(Recorded data)
########################################
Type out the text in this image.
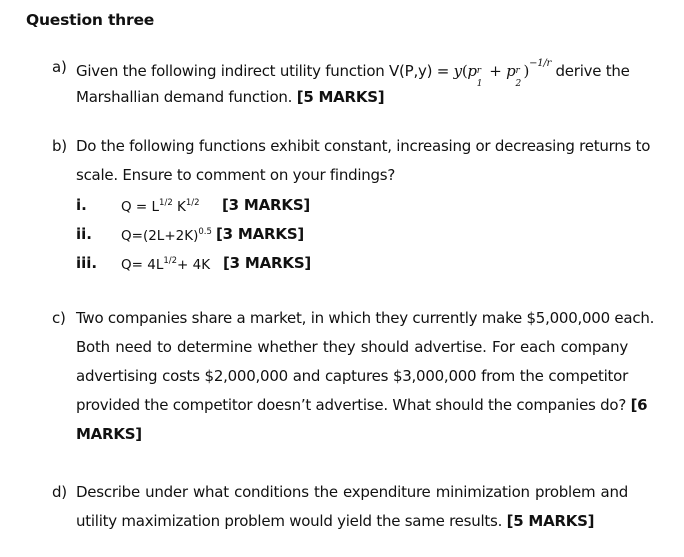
Question three
a) Given the following indirect utility function V(P,y) = y(p r
1
+ p r
2
)$^{-1/r}$ derive the
Marshallian demand function. [5 MARKS]
b) Do the following functions exhibit constant, increasing or decreasing returns to
scale. Ensure to comment on your findings?
i.	$Q = L^{1/2}$ $K^{1/2}$ [3 MARKS]
ii. $Q=(2L+2K)^{0.5}$ [3 MARKS]
iii. $Q= 4L^{1/2}+ 4K$ [3 MARKS]
c) Two companies share a market, in which they currently make $5,000,000 each.
Both need to determine whether they should advertise. For each company
advertising costs $2,000,000 and captures $3,000,000 from the competitor
provided the competitor doesn’t advertise. What should the companies do? [6
MARKS]
d) Describe under what conditions the expenditure minimization problem and
utility maximization problem would yield the same results. [5 MARKS]
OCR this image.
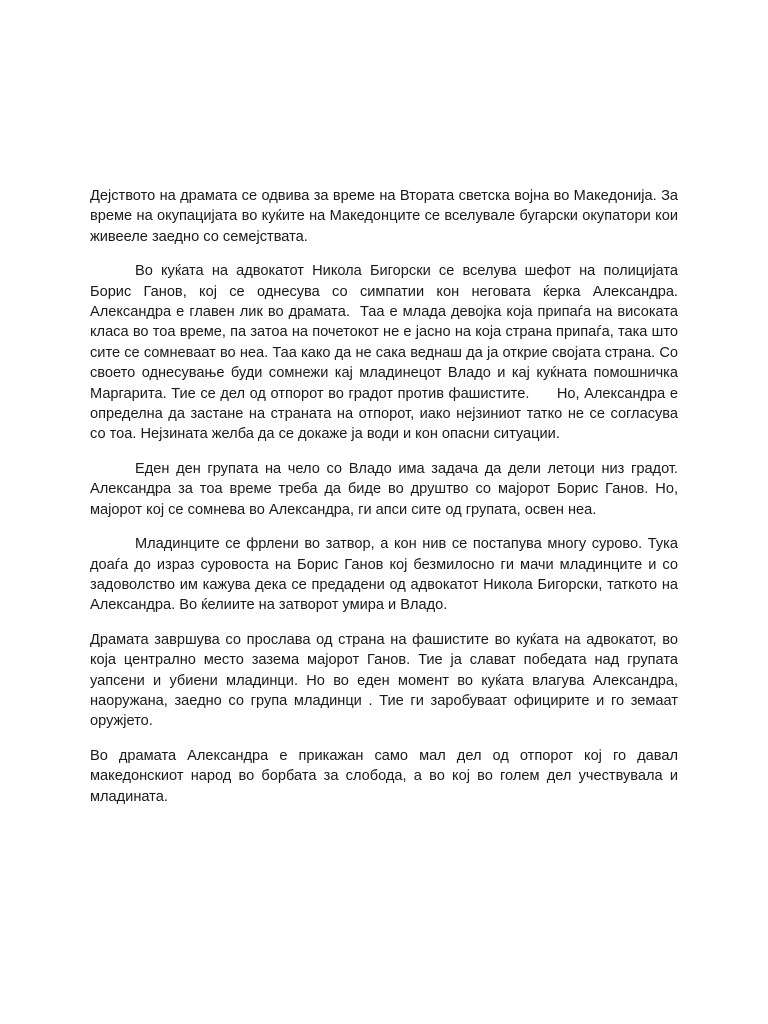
Дејството на драмата се одвива за време на Втората светска војна во Македонија. За време на окупацијата во куќите на Македонците се вселувале бугарски окупатори кои живееле заедно со семејствата.

Во куќата на адвокатот Никола Бигорски се вселува шефот на полицијата Борис Ганов, кој се однесува со симпатии кон неговата ќерка Александра. Александра е главен лик во драмата.  Таа е млада девојка која припаѓа на високата класа во тоа време, па затоа на почетокот не е јасно на која страна припаѓа, така што сите се сомневаат во неа. Таа како да не сака веднаш да ја открие својата страна. Со своето однесување буди сомнежи кај младинецот Владо и кај куќната помошничка Маргарита. Тие се дел од отпорот во градот против фашистите.      Но, Александра е определна да застане на страната на отпорот, иако нејзиниот татко не се согласува со тоа. Нејзината желба да се докаже ја води и кон опасни ситуации.

Еден ден групата на чело со Владо има задача да дели летоци низ градот. Александра за тоа време треба да биде во друштво со мајорот Борис Ганов. Но, мајорот кој се сомнева во Александра, ги апси сите од групата, освен неа.

Младинците се фрлени во затвор, а кон нив се постапува многу сурово. Тука доаѓа до израз суровоста на Борис Ганов кој безмилосно ги мачи младинците и со задоволство им кажува дека се предадени од адвокатот Никола Бигорски, таткото на Александра. Во ќелиите на затворот умира и Владо.

Драмата завршува со прослава од страна на фашистите во куќата на адвокатот, во која централно место зазема мајорот Ганов. Тие ја слават победата над групата уапсени и убиени младинци. Но во еден момент во куќата влагува Александра, наоружана, заедно со група младинци . Тие ги заробуваат официрите и го земаат оружјето.

Во драмата Александра е прикажан само мал дел од отпорот кој го давал македонскиот народ во борбата за слобода, а во кој во голем дел учествувала и младината.
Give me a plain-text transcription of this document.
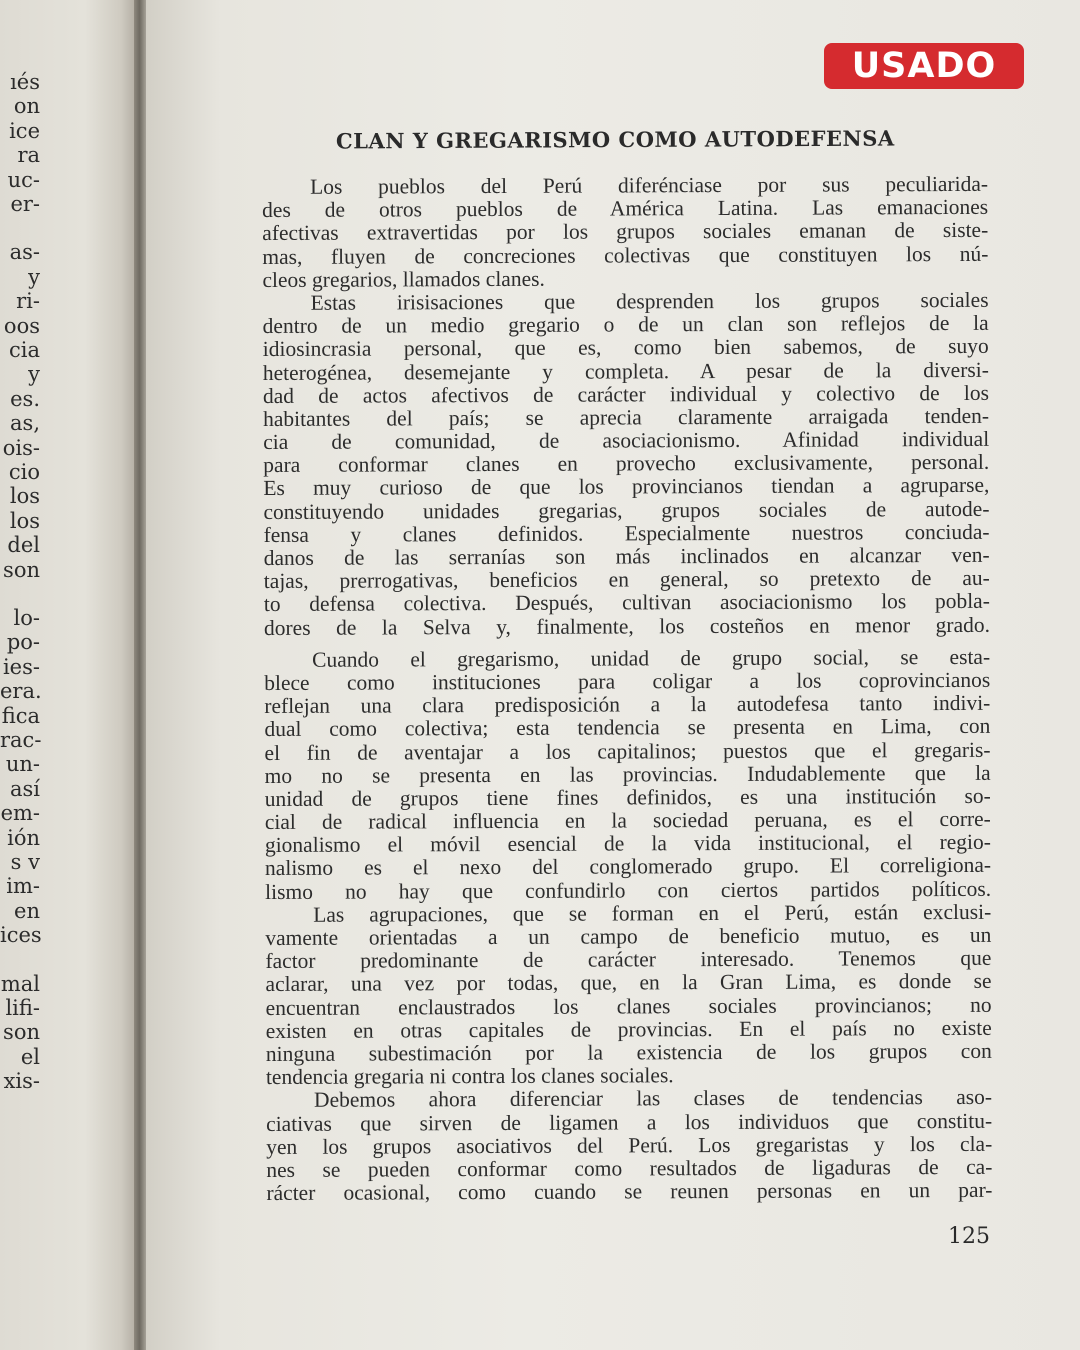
ıés
on
ice
ra
uc-
er-
as-
y
ri-
oos
cia
y
es.
as,
ois-
cio
los
los
del
son
lo-
po-
ies-
era.
fica
rac-
un-
así
em-
ión
s v
im-
en
ices
mal
lifi-
son
el
xis-
USADO
CLAN Y GREGARISMO COMO AUTODEFENSA
Los pueblos del Perú diferénciase por sus peculiarida-
des de otros pueblos de América Latina. Las emanaciones
afectivas extravertidas por los grupos sociales emanan de siste-
mas, fluyen de concreciones colectivas que constituyen los nú-
cleos gregarios, llamados clanes.
Estas irisisaciones que desprenden los grupos sociales
dentro de un medio gregario o de un clan son reflejos de la
idiosincrasia personal, que es, como bien sabemos, de suyo
heterogénea, desemejante y completa. A pesar de la diversi-
dad de actos afectivos de carácter individual y colectivo de los
habitantes del país; se aprecia claramente arraigada tenden-
cia de comunidad, de asociacionismo. Afinidad individual
para conformar clanes en provecho exclusivamente, personal.
Es muy curioso de que los provincianos tiendan a agruparse,
constituyendo unidades gregarias, grupos sociales de autode-
fensa y clanes definidos. Especialmente nuestros conciuda-
danos de las serranías son más inclinados en alcanzar ven-
tajas, prerrogativas, beneficios en general, so pretexto de au-
to defensa colectiva. Después, cultivan asociacionismo los pobla-
dores de la Selva y, finalmente, los costeños en menor grado.
Cuando el gregarismo, unidad de grupo social, se esta-
blece como instituciones para coligar a los coprovincianos
reflejan una clara predisposición a la autodefesa tanto indivi-
dual como colectiva; esta tendencia se presenta en Lima, con
el fin de aventajar a los capitalinos; puestos que el gregaris-
mo no se presenta en las provincias. Indudablemente que la
unidad de grupos tiene fines definidos, es una institución so-
cial de radical influencia en la sociedad peruana, es el corre-
gionalismo el móvil esencial de la vida institucional, el regio-
nalismo es el nexo del conglomerado grupo. El correligiona-
lismo no hay que confundirlo con ciertos partidos políticos.
Las agrupaciones, que se forman en el Perú, están exclusi-
vamente orientadas a un campo de beneficio mutuo, es un
factor predominante de carácter interesado. Tenemos que
aclarar, una vez por todas, que, en la Gran Lima, es donde se
encuentran enclaustrados los clanes sociales provincianos; no
existen en otras capitales de provincias. En el país no existe
ninguna subestimación por la existencia de los grupos con
tendencia gregaria ni contra los clanes sociales.
Debemos ahora diferenciar las clases de tendencias aso-
ciativas que sirven de ligamen a los individuos que constitu-
yen los grupos asociativos del Perú. Los gregaristas y los cla-
nes se pueden conformar como resultados de ligaduras de ca-
rácter ocasional, como cuando se reunen personas en un par-
125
########################################
## Exercise prompt
Print each line of the material above exactly, with the pictures removed from your copy.

## Solution to this task
Type out the text in this image.
Question three
a) Given the following indirect utility function V(P,y) = y(p r
1
+ p r
2
)$^{-1/r}$ derive the
Marshallian demand function. [5 MARKS]
b) Do the following functions exhibit constant, increasing or decreasing returns to
scale. Ensure to comment on your findings?
i.	$Q = L^{1/2}$ $K^{1/2}$ [3 MARKS]
ii. $Q=(2L+2K)^{0.5}$ [3 MARKS]
iii. $Q= 4L^{1/2}+ 4K$ [3 MARKS]
c) Two companies share a market, in which they currently make $5,000,000 each.
Both need to determine whether they should advertise. For each company
advertising costs $2,000,000 and captures $3,000,000 from the competitor
provided the competitor doesn’t advertise. What should the companies do? [6
MARKS]
d) Describe under what conditions the expenditure minimization problem and
utility maximization problem would yield the same results. [5 MARKS]
OCR this image.
Дејството на драмата се одвива за време на Втората светска војна во Македонија. За време на окупацијата во куќите на Македонците се вселувале бугарски окупатори кои живееле заедно со семејствата.

Во куќата на адвокатот Никола Бигорски се вселува шефот на полицијата Борис Ганов, кој се однесува со симпатии кон неговата ќерка Александра. Александра е главен лик во драмата.  Таа е млада девојка која припаѓа на високата класа во тоа време, па затоа на почетокот не е јасно на која страна припаѓа, така што сите се сомневаат во неа. Таа како да не сака веднаш да ја открие својата страна. Со своето однесување буди сомнежи кај младинецот Владо и кај куќната помошничка Маргарита. Тие се дел од отпорот во градот против фашистите.      Но, Александра е определна да застане на страната на отпорот, иако нејзиниот татко не се согласува со тоа. Нејзината желба да се докаже ја води и кон опасни ситуации.

Еден ден групата на чело со Владо има задача да дели летоци низ градот. Александра за тоа време треба да биде во друштво со мајорот Борис Ганов. Но, мајорот кој се сомнева во Александра, ги апси сите од групата, освен неа.

Младинците се фрлени во затвор, а кон нив се постапува многу сурово. Тука доаѓа до израз суровоста на Борис Ганов кој безмилосно ги мачи младинците и со задоволство им кажува дека се предадени од адвокатот Никола Бигорски, таткото на Александра. Во ќелиите на затворот умира и Владо.

Драмата завршува со прослава од страна на фашистите во куќата на адвокатот, во која централно место зазема мајорот Ганов. Тие ја слават победата над групата уапсени и убиени младинци. Но во еден момент во куќата влагува Александра, наоружана, заедно со група младинци . Тие ги заробуваат официрите и го земаат оружјето.

Во драмата Александра е прикажан само мал дел од отпорот кој го давал македонскиот народ во борбата за слобода, а во кој во голем дел учествувала и младината.
Give me a plain-text transcription of this document.
ıés
on
ice
ra
uc-
er-
as-
y
ri-
oos
cia
y
es.
as,
ois-
cio
los
los
del
son
lo-
po-
ies-
era.
fica
rac-
un-
así
em-
ión
s v
im-
en
ices
mal
lifi-
son
el
xis-
USADO
CLAN Y GREGARISMO COMO AUTODEFENSA
Los pueblos del Perú diferénciase por sus peculiarida-
des de otros pueblos de América Latina. Las emanaciones
afectivas extravertidas por los grupos sociales emanan de siste-
mas, fluyen de concreciones colectivas que constituyen los nú-
cleos gregarios, llamados clanes.
Estas irisisaciones que desprenden los grupos sociales
dentro de un medio gregario o de un clan son reflejos de la
idiosincrasia personal, que es, como bien sabemos, de suyo
heterogénea, desemejante y completa. A pesar de la diversi-
dad de actos afectivos de carácter individual y colectivo de los
habitantes del país; se aprecia claramente arraigada tenden-
cia de comunidad, de asociacionismo. Afinidad individual
para conformar clanes en provecho exclusivamente, personal.
Es muy curioso de que los provincianos tiendan a agruparse,
constituyendo unidades gregarias, grupos sociales de autode-
fensa y clanes definidos. Especialmente nuestros conciuda-
danos de las serranías son más inclinados en alcanzar ven-
tajas, prerrogativas, beneficios en general, so pretexto de au-
to defensa colectiva. Después, cultivan asociacionismo los pobla-
dores de la Selva y, finalmente, los costeños en menor grado.
Cuando el gregarismo, unidad de grupo social, se esta-
blece como instituciones para coligar a los coprovincianos
reflejan una clara predisposición a la autodefesa tanto indivi-
dual como colectiva; esta tendencia se presenta en Lima, con
el fin de aventajar a los capitalinos; puestos que el gregaris-
mo no se presenta en las provincias. Indudablemente que la
unidad de grupos tiene fines definidos, es una institución so-
cial de radical influencia en la sociedad peruana, es el corre-
gionalismo el móvil esencial de la vida institucional, el regio-
nalismo es el nexo del conglomerado grupo. El correligiona-
lismo no hay que confundirlo con ciertos partidos políticos.
Las agrupaciones, que se forman en el Perú, están exclusi-
vamente orientadas a un campo de beneficio mutuo, es un
factor predominante de carácter interesado. Tenemos que
aclarar, una vez por todas, que, en la Gran Lima, es donde se
encuentran enclaustrados los clanes sociales provincianos; no
existen en otras capitales de provincias. En el país no existe
ninguna subestimación por la existencia de los grupos con
tendencia gregaria ni contra los clanes sociales.
Debemos ahora diferenciar las clases de tendencias aso-
ciativas que sirven de ligamen a los individuos que constitu-
yen los grupos asociativos del Perú. Los gregaristas y los cla-
nes se pueden conformar como resultados de ligaduras de ca-
rácter ocasional, como cuando se reunen personas en un par-
125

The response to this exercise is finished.